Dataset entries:
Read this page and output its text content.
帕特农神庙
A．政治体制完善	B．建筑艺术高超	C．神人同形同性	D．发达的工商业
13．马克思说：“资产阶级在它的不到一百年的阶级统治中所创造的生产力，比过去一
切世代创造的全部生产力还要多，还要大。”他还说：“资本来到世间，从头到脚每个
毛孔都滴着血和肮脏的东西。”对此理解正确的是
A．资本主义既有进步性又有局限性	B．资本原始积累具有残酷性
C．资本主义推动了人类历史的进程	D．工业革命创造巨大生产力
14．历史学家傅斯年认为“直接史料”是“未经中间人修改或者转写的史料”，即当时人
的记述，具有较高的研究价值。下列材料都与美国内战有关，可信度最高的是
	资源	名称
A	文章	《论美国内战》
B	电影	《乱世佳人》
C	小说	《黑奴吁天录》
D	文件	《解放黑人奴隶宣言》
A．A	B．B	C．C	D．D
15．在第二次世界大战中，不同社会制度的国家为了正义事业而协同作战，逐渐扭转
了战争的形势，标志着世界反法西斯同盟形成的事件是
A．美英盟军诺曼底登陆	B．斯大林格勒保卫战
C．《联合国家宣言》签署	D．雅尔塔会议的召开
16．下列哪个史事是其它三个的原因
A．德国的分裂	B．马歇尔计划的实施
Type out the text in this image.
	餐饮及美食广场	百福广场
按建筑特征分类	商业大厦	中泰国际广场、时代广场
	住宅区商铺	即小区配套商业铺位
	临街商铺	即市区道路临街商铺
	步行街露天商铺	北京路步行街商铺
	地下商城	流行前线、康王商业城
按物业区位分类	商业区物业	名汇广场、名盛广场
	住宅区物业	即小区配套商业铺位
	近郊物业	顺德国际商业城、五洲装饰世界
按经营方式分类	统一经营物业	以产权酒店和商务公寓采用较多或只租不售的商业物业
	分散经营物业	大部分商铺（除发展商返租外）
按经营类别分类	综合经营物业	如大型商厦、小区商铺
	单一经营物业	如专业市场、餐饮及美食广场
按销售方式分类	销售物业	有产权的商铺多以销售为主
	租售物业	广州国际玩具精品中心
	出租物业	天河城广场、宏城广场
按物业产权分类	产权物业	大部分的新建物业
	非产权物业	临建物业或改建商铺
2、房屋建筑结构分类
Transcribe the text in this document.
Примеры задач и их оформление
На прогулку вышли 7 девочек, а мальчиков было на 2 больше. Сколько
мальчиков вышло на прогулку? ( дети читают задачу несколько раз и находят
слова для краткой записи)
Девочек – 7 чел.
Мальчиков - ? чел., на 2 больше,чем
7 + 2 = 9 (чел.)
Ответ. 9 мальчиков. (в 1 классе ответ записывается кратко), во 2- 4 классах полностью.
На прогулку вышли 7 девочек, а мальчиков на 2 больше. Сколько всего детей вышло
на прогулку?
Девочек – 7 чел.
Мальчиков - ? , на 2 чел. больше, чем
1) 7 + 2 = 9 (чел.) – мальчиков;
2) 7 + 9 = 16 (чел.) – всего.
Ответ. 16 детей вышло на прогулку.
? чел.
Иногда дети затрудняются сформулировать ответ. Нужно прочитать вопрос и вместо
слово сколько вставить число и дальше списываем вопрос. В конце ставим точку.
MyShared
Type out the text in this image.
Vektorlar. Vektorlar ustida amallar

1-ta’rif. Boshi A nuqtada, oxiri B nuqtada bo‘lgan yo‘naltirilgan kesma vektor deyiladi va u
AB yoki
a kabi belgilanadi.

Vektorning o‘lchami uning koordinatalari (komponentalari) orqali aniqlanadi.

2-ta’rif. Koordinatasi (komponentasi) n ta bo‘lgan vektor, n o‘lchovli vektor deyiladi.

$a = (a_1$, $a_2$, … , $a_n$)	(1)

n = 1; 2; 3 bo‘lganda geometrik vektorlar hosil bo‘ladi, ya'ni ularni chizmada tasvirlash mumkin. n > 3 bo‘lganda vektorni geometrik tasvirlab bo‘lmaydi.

## SET EXERCISE
Only lines with the string "всего" belong in your answer; copy each one.

## THE RESULT
На прогулку вышли 7 девочек, а мальчиков на 2 больше. Сколько всего детей вышло
2) 7 + 9 = 16 (чел.) – всего.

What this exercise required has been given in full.